Write out all the data again, exactly as it stands.

+===+

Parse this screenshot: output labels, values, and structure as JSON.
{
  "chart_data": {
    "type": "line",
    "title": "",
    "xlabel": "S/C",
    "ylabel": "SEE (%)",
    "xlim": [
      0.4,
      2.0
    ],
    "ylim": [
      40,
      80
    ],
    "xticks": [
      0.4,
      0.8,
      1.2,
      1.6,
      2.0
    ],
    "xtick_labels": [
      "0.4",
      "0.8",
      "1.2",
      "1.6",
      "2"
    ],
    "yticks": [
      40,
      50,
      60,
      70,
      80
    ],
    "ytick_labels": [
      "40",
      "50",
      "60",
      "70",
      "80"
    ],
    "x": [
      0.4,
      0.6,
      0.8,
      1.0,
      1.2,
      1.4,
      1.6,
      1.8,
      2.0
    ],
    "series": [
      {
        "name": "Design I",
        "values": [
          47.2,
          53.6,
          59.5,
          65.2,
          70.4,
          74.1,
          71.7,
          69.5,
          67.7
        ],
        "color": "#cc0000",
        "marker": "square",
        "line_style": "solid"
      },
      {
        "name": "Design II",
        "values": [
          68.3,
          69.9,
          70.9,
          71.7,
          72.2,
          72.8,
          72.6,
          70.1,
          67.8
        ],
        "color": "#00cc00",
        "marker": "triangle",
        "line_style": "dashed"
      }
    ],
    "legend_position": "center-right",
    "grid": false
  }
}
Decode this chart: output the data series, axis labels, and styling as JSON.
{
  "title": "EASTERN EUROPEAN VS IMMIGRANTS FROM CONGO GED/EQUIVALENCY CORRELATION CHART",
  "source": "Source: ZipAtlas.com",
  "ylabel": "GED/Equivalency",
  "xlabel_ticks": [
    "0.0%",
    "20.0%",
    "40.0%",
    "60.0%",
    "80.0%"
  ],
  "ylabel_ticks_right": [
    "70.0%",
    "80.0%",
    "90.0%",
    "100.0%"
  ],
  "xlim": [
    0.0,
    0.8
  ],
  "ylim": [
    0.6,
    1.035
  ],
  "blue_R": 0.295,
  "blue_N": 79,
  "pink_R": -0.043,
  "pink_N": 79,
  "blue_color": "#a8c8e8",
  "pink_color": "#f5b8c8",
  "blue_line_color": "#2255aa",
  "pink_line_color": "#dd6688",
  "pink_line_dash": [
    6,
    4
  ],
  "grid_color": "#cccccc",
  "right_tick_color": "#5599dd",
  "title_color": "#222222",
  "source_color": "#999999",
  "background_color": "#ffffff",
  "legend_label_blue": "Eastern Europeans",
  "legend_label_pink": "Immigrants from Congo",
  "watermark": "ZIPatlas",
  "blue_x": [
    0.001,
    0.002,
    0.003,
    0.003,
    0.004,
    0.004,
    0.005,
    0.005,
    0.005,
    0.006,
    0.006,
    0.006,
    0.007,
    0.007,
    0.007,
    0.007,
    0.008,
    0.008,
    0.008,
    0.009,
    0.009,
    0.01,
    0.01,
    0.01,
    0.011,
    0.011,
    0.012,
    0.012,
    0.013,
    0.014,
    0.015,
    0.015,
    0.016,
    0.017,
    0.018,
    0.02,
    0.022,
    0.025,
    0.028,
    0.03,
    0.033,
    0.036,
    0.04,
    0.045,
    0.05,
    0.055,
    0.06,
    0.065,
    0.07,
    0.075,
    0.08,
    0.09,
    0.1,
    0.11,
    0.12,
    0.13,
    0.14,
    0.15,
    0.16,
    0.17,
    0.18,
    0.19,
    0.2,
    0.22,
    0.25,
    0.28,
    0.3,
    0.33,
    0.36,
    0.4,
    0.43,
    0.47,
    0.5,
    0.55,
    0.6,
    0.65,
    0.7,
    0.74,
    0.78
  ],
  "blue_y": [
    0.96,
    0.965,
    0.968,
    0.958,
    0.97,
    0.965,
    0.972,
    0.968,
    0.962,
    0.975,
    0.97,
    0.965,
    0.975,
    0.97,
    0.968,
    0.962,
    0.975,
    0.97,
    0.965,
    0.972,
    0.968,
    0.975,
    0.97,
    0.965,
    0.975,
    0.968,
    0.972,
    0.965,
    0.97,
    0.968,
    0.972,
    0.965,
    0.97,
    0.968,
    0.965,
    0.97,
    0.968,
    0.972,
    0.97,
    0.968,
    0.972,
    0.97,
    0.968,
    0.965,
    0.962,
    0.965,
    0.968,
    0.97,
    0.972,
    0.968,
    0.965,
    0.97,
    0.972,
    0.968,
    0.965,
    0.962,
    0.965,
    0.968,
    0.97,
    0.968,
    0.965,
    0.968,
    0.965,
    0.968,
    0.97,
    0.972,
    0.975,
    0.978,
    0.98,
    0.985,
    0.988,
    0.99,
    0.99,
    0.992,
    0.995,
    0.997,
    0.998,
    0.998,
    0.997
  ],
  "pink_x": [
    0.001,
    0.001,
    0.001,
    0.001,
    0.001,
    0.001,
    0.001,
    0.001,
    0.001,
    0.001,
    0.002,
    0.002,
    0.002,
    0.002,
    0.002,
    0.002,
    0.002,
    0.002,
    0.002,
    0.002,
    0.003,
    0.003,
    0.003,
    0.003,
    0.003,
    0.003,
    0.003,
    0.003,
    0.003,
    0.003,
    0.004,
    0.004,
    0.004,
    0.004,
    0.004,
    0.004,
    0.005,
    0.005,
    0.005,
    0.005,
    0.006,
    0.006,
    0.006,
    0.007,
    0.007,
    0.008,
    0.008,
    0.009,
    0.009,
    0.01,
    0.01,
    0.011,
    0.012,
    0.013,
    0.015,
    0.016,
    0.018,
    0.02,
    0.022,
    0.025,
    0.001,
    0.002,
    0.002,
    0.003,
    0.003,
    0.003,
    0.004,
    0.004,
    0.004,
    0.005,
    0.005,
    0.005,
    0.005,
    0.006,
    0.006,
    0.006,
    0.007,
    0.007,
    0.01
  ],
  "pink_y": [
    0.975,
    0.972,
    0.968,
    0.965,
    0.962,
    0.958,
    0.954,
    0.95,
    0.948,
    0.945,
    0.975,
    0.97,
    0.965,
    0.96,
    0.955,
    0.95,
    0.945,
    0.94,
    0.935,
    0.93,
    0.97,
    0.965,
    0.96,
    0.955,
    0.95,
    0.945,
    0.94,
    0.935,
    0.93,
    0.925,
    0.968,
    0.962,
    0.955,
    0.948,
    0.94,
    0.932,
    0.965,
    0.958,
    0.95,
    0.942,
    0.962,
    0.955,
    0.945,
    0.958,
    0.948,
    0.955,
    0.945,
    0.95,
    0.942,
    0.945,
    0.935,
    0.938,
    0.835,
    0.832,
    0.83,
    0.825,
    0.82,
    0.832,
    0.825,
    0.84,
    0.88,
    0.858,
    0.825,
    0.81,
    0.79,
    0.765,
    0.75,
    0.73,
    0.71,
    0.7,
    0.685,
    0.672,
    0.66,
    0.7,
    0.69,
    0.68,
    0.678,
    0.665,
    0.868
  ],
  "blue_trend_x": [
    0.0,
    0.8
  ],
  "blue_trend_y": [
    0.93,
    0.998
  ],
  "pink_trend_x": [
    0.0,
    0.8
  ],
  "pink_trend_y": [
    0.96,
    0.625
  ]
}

+===+

WRITTEN ANSWER —
Parse this screenshot: output labels, values, and structure as JSON.
{
  "chart_data": {
    "type": "line",
    "title": "",
    "xlabel": "S/C",
    "ylabel": "SEE (%)",
    "xlim": [
      0.4,
      2.0
    ],
    "ylim": [
      40,
      80
    ],
    "xticks": [
      0.4,
      0.8,
      1.2,
      1.6,
      2.0
    ],
    "xtick_labels": [
      "0.4",
      "0.8",
      "1.2",
      "1.6",
      "2"
    ],
    "yticks": [
      40,
      50,
      60,
      70,
      80
    ],
    "ytick_labels": [
      "40",
      "50",
      "60",
      "70",
      "80"
    ],
    "x": [
      0.4,
      0.6,
      0.8,
      1.0,
      1.2,
      1.4,
      1.6,
      1.8,
      2.0
    ],
    "series": [
      {
        "name": "Design I",
        "values": [
          47.2,
          53.6,
          59.5,
          65.2,
          70.4,
          74.1,
          71.7,
          69.5,
          67.7
        ],
        "color": "#cc0000",
        "marker": "square",
        "line_style": "solid"
      },
      {
        "name": "Design II",
        "values": [
          68.3,
          69.9,
          70.9,
          71.7,
          72.2,
          72.8,
          72.6,
          70.1,
          67.8
        ],
        "color": "#00cc00",
        "marker": "triangle",
        "line_style": "dashed"
      }
    ],
    "legend_position": "center-right",
    "grid": false
  }
}
Decode this chart: output the data series, axis labels, and styling as JSON.
{
  "title": "EASTERN EUROPEAN VS IMMIGRANTS FROM CONGO GED/EQUIVALENCY CORRELATION CHART",
  "source": "Source: ZipAtlas.com",
  "ylabel": "GED/Equivalency",
  "xlabel_ticks": [
    "0.0%",
    "20.0%",
    "40.0%",
    "60.0%",
    "80.0%"
  ],
  "ylabel_ticks_right": [
    "70.0%",
    "80.0%",
    "90.0%",
    "100.0%"
  ],
  "xlim": [
    0.0,
    0.8
  ],
  "ylim": [
    0.6,
    1.035
  ],
  "blue_R": 0.295,
  "blue_N": 79,
  "pink_R": -0.043,
  "pink_N": 79,
  "blue_color": "#a8c8e8",
  "pink_color": "#f5b8c8",
  "blue_line_color": "#2255aa",
  "pink_line_color": "#dd6688",
  "pink_line_dash": [
    6,
    4
  ],
  "grid_color": "#cccccc",
  "right_tick_color": "#5599dd",
  "title_color": "#222222",
  "source_color": "#999999",
  "background_color": "#ffffff",
  "legend_label_blue": "Eastern Europeans",
  "legend_label_pink": "Immigrants from Congo",
  "watermark": "ZIPatlas",
  "blue_x": [
    0.001,
    0.002,
    0.003,
    0.003,
    0.004,
    0.004,
    0.005,
    0.005,
    0.005,
    0.006,
    0.006,
    0.006,
    0.007,
    0.007,
    0.007,
    0.007,
    0.008,
    0.008,
    0.008,
    0.009,
    0.009,
    0.01,
    0.01,
    0.01,
    0.011,
    0.011,
    0.012,
    0.012,
    0.013,
    0.014,
    0.015,
    0.015,
    0.016,
    0.017,
    0.018,
    0.02,
    0.022,
    0.025,
    0.028,
    0.03,
    0.033,
    0.036,
    0.04,
    0.045,
    0.05,
    0.055,
    0.06,
    0.065,
    0.07,
    0.075,
    0.08,
    0.09,
    0.1,
    0.11,
    0.12,
    0.13,
    0.14,
    0.15,
    0.16,
    0.17,
    0.18,
    0.19,
    0.2,
    0.22,
    0.25,
    0.28,
    0.3,
    0.33,
    0.36,
    0.4,
    0.43,
    0.47,
    0.5,
    0.55,
    0.6,
    0.65,
    0.7,
    0.74,
    0.78
  ],
  "blue_y": [
    0.96,
    0.965,
    0.968,
    0.958,
    0.97,
    0.965,
    0.972,
    0.968,
    0.962,
    0.975,
    0.97,
    0.965,
    0.975,
    0.97,
    0.968,
    0.962,
    0.975,
    0.97,
    0.965,
    0.972,
    0.968,
    0.975,
    0.97,
    0.965,
    0.975,
    0.968,
    0.972,
    0.965,
    0.97,
    0.968,
    0.972,
    0.965,
    0.97,
    0.968,
    0.965,
    0.97,
    0.968,
    0.972,
    0.97,
    0.968,
    0.972,
    0.97,
    0.968,
    0.965,
    0.962,
    0.965,
    0.968,
    0.97,
    0.972,
    0.968,
    0.965,
    0.97,
    0.972,
    0.968,
    0.965,
    0.962,
    0.965,
    0.968,
    0.97,
    0.968,
    0.965,
    0.968,
    0.965,
    0.968,
    0.97,
    0.972,
    0.975,
    0.978,
    0.98,
    0.985,
    0.988,
    0.99,
    0.99,
    0.992,
    0.995,
    0.997,
    0.998,
    0.998,
    0.997
  ],
  "pink_x": [
    0.001,
    0.001,
    0.001,
    0.001,
    0.001,
    0.001,
    0.001,
    0.001,
    0.001,
    0.001,
    0.002,
    0.002,
    0.002,
    0.002,
    0.002,
    0.002,
    0.002,
    0.002,
    0.002,
    0.002,
    0.003,
    0.003,
    0.003,
    0.003,
    0.003,
    0.003,
    0.003,
    0.003,
    0.003,
    0.003,
    0.004,
    0.004,
    0.004,
    0.004,
    0.004,
    0.004,
    0.005,
    0.005,
    0.005,
    0.005,
    0.006,
    0.006,
    0.006,
    0.007,
    0.007,
    0.008,
    0.008,
    0.009,
    0.009,
    0.01,
    0.01,
    0.011,
    0.012,
    0.013,
    0.015,
    0.016,
    0.018,
    0.02,
    0.022,
    0.025,
    0.001,
    0.002,
    0.002,
    0.003,
    0.003,
    0.003,
    0.004,
    0.004,
    0.004,
    0.005,
    0.005,
    0.005,
    0.005,
    0.006,
    0.006,
    0.006,
    0.007,
    0.007,
    0.01
  ],
  "pink_y": [
    0.975,
    0.972,
    0.968,
    0.965,
    0.962,
    0.958,
    0.954,
    0.95,
    0.948,
    0.945,
    0.975,
    0.97,
    0.965,
    0.96,
    0.955,
    0.95,
    0.945,
    0.94,
    0.935,
    0.93,
    0.97,
    0.965,
    0.96,
    0.955,
    0.95,
    0.945,
    0.94,
    0.935,
    0.93,
    0.925,
    0.968,
    0.962,
    0.955,
    0.948,
    0.94,
    0.932,
    0.965,
    0.958,
    0.95,
    0.942,
    0.962,
    0.955,
    0.945,
    0.958,
    0.948,
    0.955,
    0.945,
    0.95,
    0.942,
    0.945,
    0.935,
    0.938,
    0.835,
    0.832,
    0.83,
    0.825,
    0.82,
    0.832,
    0.825,
    0.84,
    0.88,
    0.858,
    0.825,
    0.81,
    0.79,
    0.765,
    0.75,
    0.73,
    0.71,
    0.7,
    0.685,
    0.672,
    0.66,
    0.7,
    0.69,
    0.68,
    0.678,
    0.665,
    0.868
  ],
  "blue_trend_x": [
    0.0,
    0.8
  ],
  "blue_trend_y": [
    0.93,
    0.998
  ],
  "pink_trend_x": [
    0.0,
    0.8
  ],
  "pink_trend_y": [
    0.96,
    0.625
  ]
}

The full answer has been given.